------ Data supplied
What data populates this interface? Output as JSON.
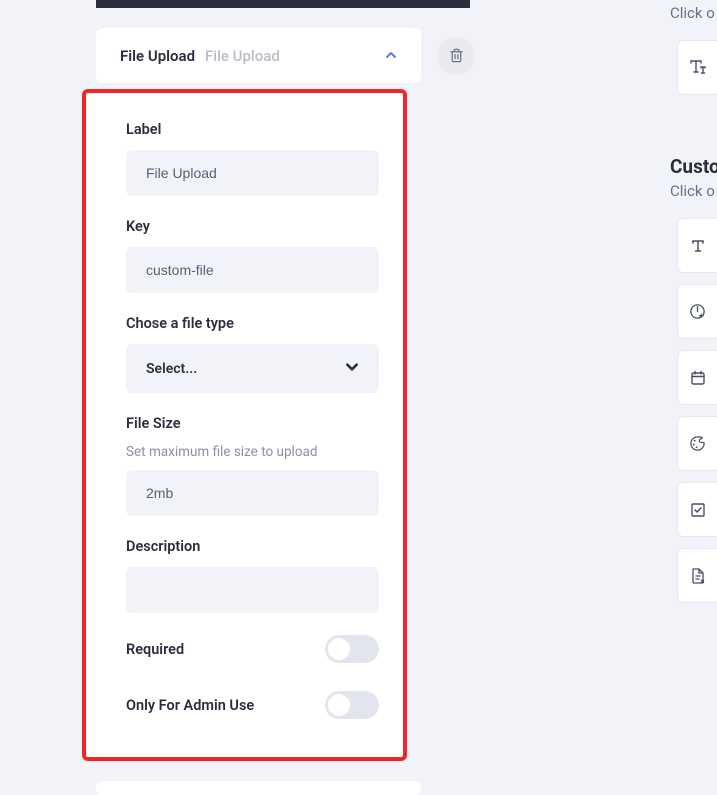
{
  "header": {
    "title": "File Upload",
    "subtitle": "File Upload"
  },
  "form": {
    "label_field": {
      "label": "Label",
      "value": "File Upload"
    },
    "key_field": {
      "label": "Key",
      "value": "custom-file"
    },
    "filetype": {
      "label": "Chose a file type",
      "selected": "Select..."
    },
    "filesize": {
      "label": "File Size",
      "hint": "Set maximum file size to upload",
      "value": "2mb"
    },
    "description": {
      "label": "Description",
      "value": ""
    },
    "required": {
      "label": "Required",
      "on": false
    },
    "admin_only": {
      "label": "Only For Admin Use",
      "on": false
    }
  },
  "right": {
    "hint1": "Click o",
    "custom_heading": "Custo",
    "hint2": "Click o"
  }
}
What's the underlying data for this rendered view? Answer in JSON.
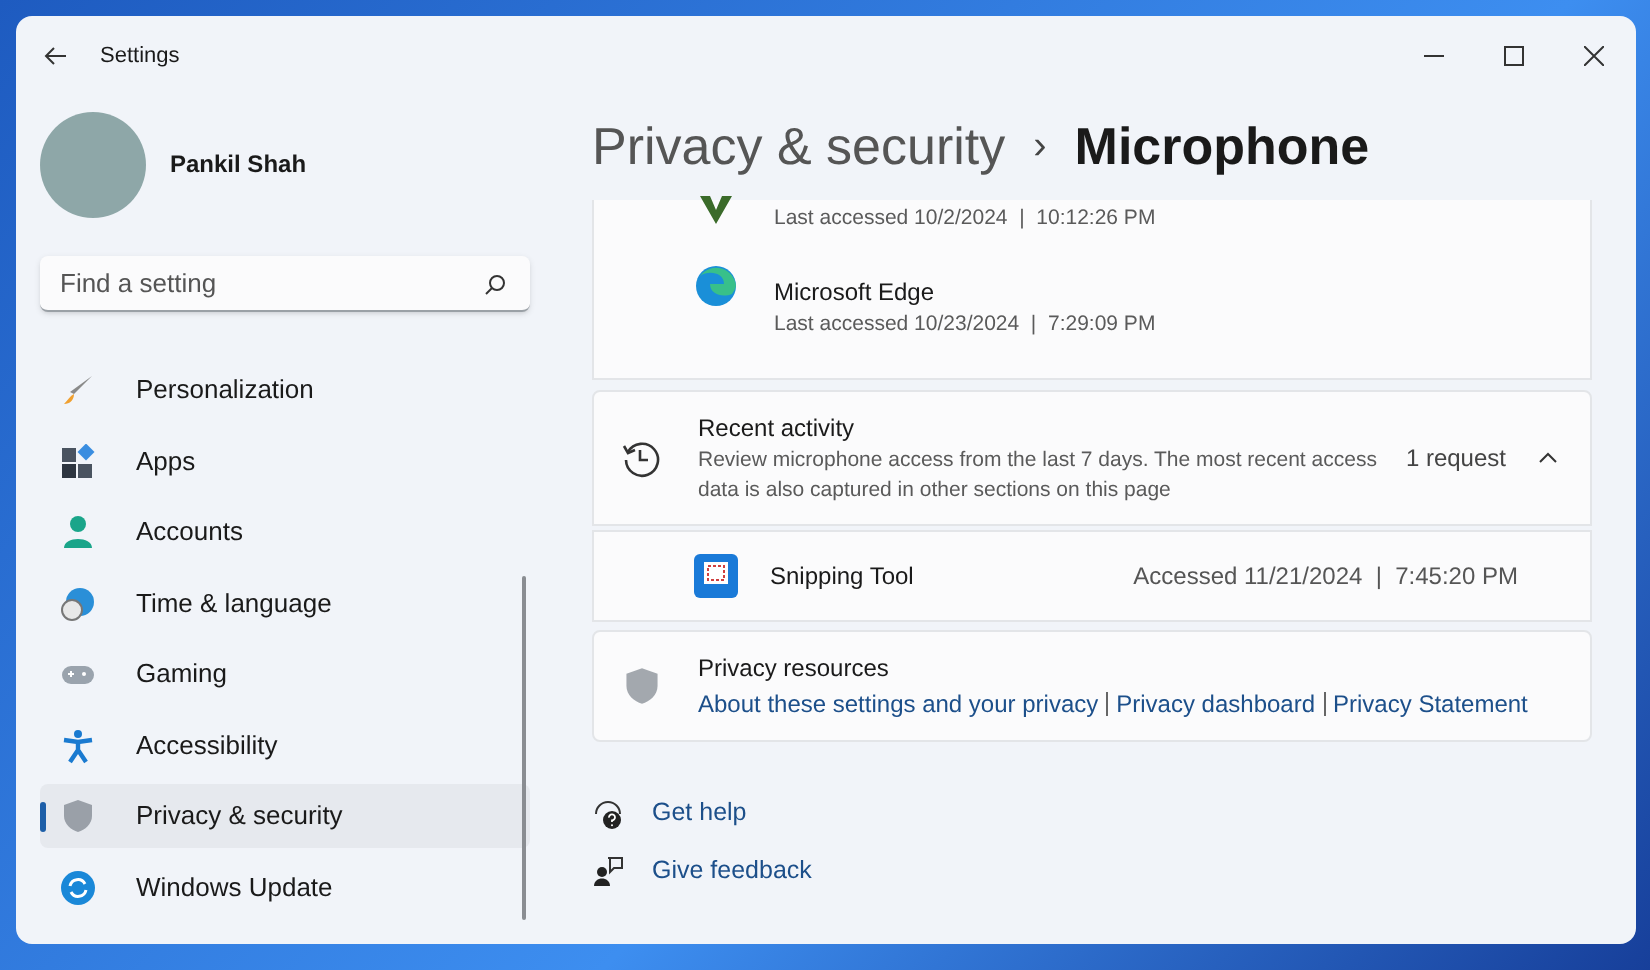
{
  "window": {
    "title": "Settings"
  },
  "profile": {
    "name": "Pankil Shah"
  },
  "search": {
    "placeholder": "Find a setting"
  },
  "sidebar": {
    "items": [
      {
        "label": "Personalization",
        "selected": false
      },
      {
        "label": "Apps",
        "selected": false
      },
      {
        "label": "Accounts",
        "selected": false
      },
      {
        "label": "Time & language",
        "selected": false
      },
      {
        "label": "Gaming",
        "selected": false
      },
      {
        "label": "Accessibility",
        "selected": false
      },
      {
        "label": "Privacy & security",
        "selected": true
      },
      {
        "label": "Windows Update",
        "selected": false
      }
    ]
  },
  "breadcrumb": {
    "parent": "Privacy & security",
    "separator": "›",
    "current": "Microphone"
  },
  "apps": [
    {
      "accessed": "Last accessed 10/2/2024  |  10:12:26 PM"
    },
    {
      "name": "Microsoft Edge",
      "accessed": "Last accessed 10/23/2024  |  7:29:09 PM"
    }
  ],
  "recent_activity": {
    "title": "Recent activity",
    "description": "Review microphone access from the last 7 days. The most recent access data is also captured in other sections on this page",
    "count": "1 request",
    "expanded": true,
    "rows": [
      {
        "name": "Snipping Tool",
        "accessed": "Accessed 11/21/2024  |  7:45:20 PM"
      }
    ]
  },
  "privacy_resources": {
    "title": "Privacy resources",
    "links": [
      "About these settings and your privacy",
      "Privacy dashboard",
      "Privacy Statement"
    ]
  },
  "footer_links": [
    {
      "kind": "help",
      "label": "Get help"
    },
    {
      "kind": "feedback",
      "label": "Give feedback"
    }
  ]
}
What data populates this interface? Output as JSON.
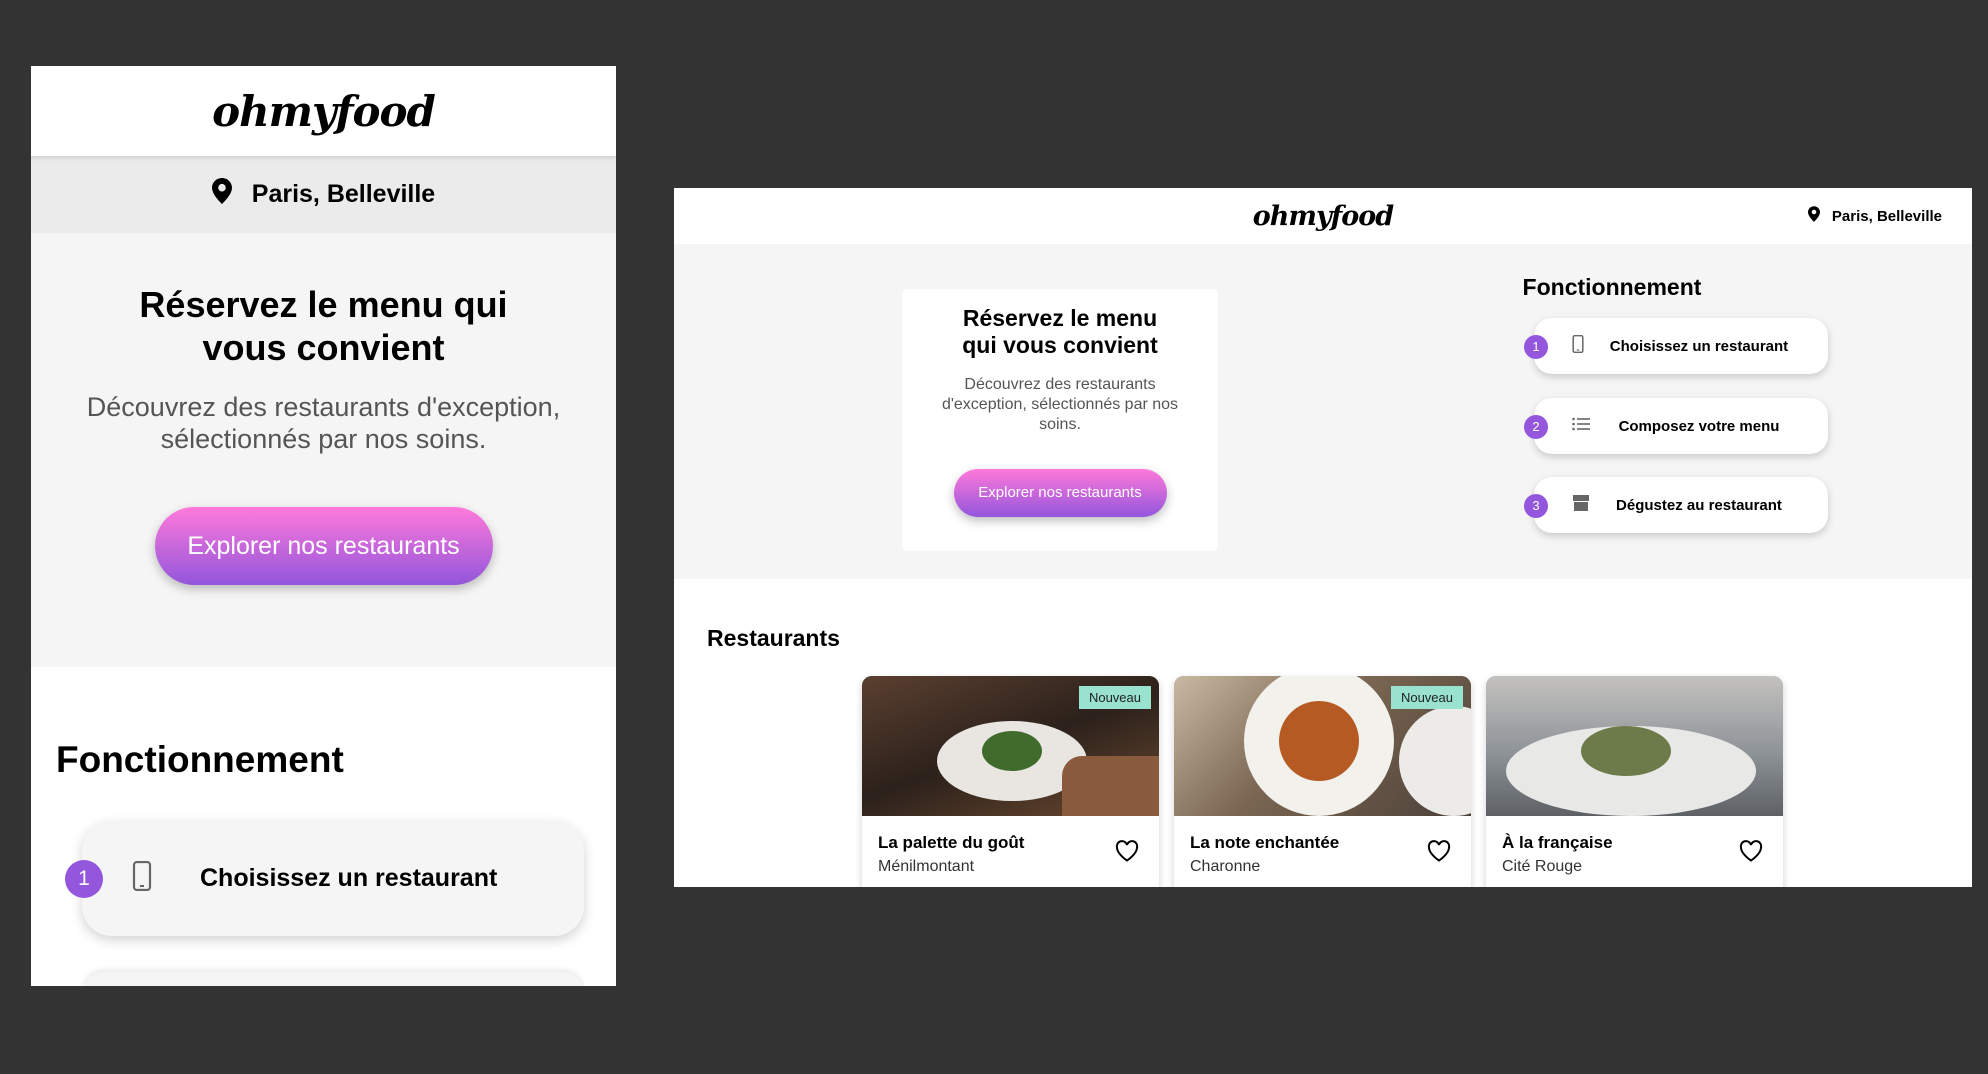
{
  "app": {
    "logo": "ohmyfood",
    "location": "Paris, Belleville",
    "accent_color": "#9356dc",
    "gradient": [
      "#ff79da",
      "#9356dc"
    ],
    "badge_color": "#99e2d0"
  },
  "hero": {
    "title": "Réservez le menu qui vous convient",
    "mobile_subtitle": "Découvrez des restaurants d'exception, sélectionnés par nos soins.",
    "desktop_subtitle": "Découvrez des restaurants d'exception, sélectionnés par nos soins.",
    "cta": "Explorer nos restaurants"
  },
  "how": {
    "title": "Fonctionnement",
    "steps": [
      {
        "number": "1",
        "icon": "mobile-phone-icon",
        "label": "Choisissez un restaurant"
      },
      {
        "number": "2",
        "icon": "list-icon",
        "label": "Composez votre menu"
      },
      {
        "number": "3",
        "icon": "store-icon",
        "label": "Dégustez au restaurant"
      }
    ]
  },
  "restaurants": {
    "title": "Restaurants",
    "items": [
      {
        "name": "La palette du goût",
        "area": "Ménilmontant",
        "badge": "Nouveau"
      },
      {
        "name": "La note enchantée",
        "area": "Charonne",
        "badge": "Nouveau"
      },
      {
        "name": "À la française",
        "area": "Cité Rouge",
        "badge": ""
      }
    ]
  }
}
------------
Exercise »
Pictures are excluded; copy every other part of the records exactly.

Complete answer »
What data populates this interface? Output as JSON.
{
  "header": {
    "title": "File Upload",
    "subtitle": "File Upload"
  },
  "form": {
    "label_field": {
      "label": "Label",
      "value": "File Upload"
    },
    "key_field": {
      "label": "Key",
      "value": "custom-file"
    },
    "filetype": {
      "label": "Chose a file type",
      "selected": "Select..."
    },
    "filesize": {
      "label": "File Size",
      "hint": "Set maximum file size to upload",
      "value": "2mb"
    },
    "description": {
      "label": "Description",
      "value": ""
    },
    "required": {
      "label": "Required",
      "on": false
    },
    "admin_only": {
      "label": "Only For Admin Use",
      "on": false
    }
  },
  "right": {
    "hint1": "Click o",
    "custom_heading": "Custo",
    "hint2": "Click o"
  }
}
What's the underlying data for this rendered view? Answer in JSON.
{
  "window": {
    "title": "Settings"
  },
  "profile": {
    "name": "Pankil Shah"
  },
  "search": {
    "placeholder": "Find a setting"
  },
  "sidebar": {
    "items": [
      {
        "label": "Personalization",
        "selected": false
      },
      {
        "label": "Apps",
        "selected": false
      },
      {
        "label": "Accounts",
        "selected": false
      },
      {
        "label": "Time & language",
        "selected": false
      },
      {
        "label": "Gaming",
        "selected": false
      },
      {
        "label": "Accessibility",
        "selected": false
      },
      {
        "label": "Privacy & security",
        "selected": true
      },
      {
        "label": "Windows Update",
        "selected": false
      }
    ]
  },
  "breadcrumb": {
    "parent": "Privacy & security",
    "separator": "›",
    "current": "Microphone"
  },
  "apps": [
    {
      "accessed": "Last accessed 10/2/2024  |  10:12:26 PM"
    },
    {
      "name": "Microsoft Edge",
      "accessed": "Last accessed 10/23/2024  |  7:29:09 PM"
    }
  ],
  "recent_activity": {
    "title": "Recent activity",
    "description": "Review microphone access from the last 7 days. The most recent access data is also captured in other sections on this page",
    "count": "1 request",
    "expanded": true,
    "rows": [
      {
        "name": "Snipping Tool",
        "accessed": "Accessed 11/21/2024  |  7:45:20 PM"
      }
    ]
  },
  "privacy_resources": {
    "title": "Privacy resources",
    "links": [
      "About these settings and your privacy",
      "Privacy dashboard",
      "Privacy Statement"
    ]
  },
  "footer_links": [
    {
      "kind": "help",
      "label": "Get help"
    },
    {
      "kind": "feedback",
      "label": "Give feedback"
    }
  ]
}
What data populates this interface? Output as JSON.
{
  "app": {
    "logo": "ohmyfood",
    "location": "Paris, Belleville",
    "accent_color": "#9356dc",
    "gradient": [
      "#ff79da",
      "#9356dc"
    ],
    "badge_color": "#99e2d0"
  },
  "hero": {
    "title": "Réservez le menu qui vous convient",
    "mobile_subtitle": "Découvrez des restaurants d'exception, sélectionnés par nos soins.",
    "desktop_subtitle": "Découvrez des restaurants d'exception, sélectionnés par nos soins.",
    "cta": "Explorer nos restaurants"
  },
  "how": {
    "title": "Fonctionnement",
    "steps": [
      {
        "number": "1",
        "icon": "mobile-phone-icon",
        "label": "Choisissez un restaurant"
      },
      {
        "number": "2",
        "icon": "list-icon",
        "label": "Composez votre menu"
      },
      {
        "number": "3",
        "icon": "store-icon",
        "label": "Dégustez au restaurant"
      }
    ]
  },
  "restaurants": {
    "title": "Restaurants",
    "items": [
      {
        "name": "La palette du goût",
        "area": "Ménilmontant",
        "badge": "Nouveau"
      },
      {
        "name": "La note enchantée",
        "area": "Charonne",
        "badge": "Nouveau"
      },
      {
        "name": "À la française",
        "area": "Cité Rouge",
        "badge": ""
      }
    ]
  }
}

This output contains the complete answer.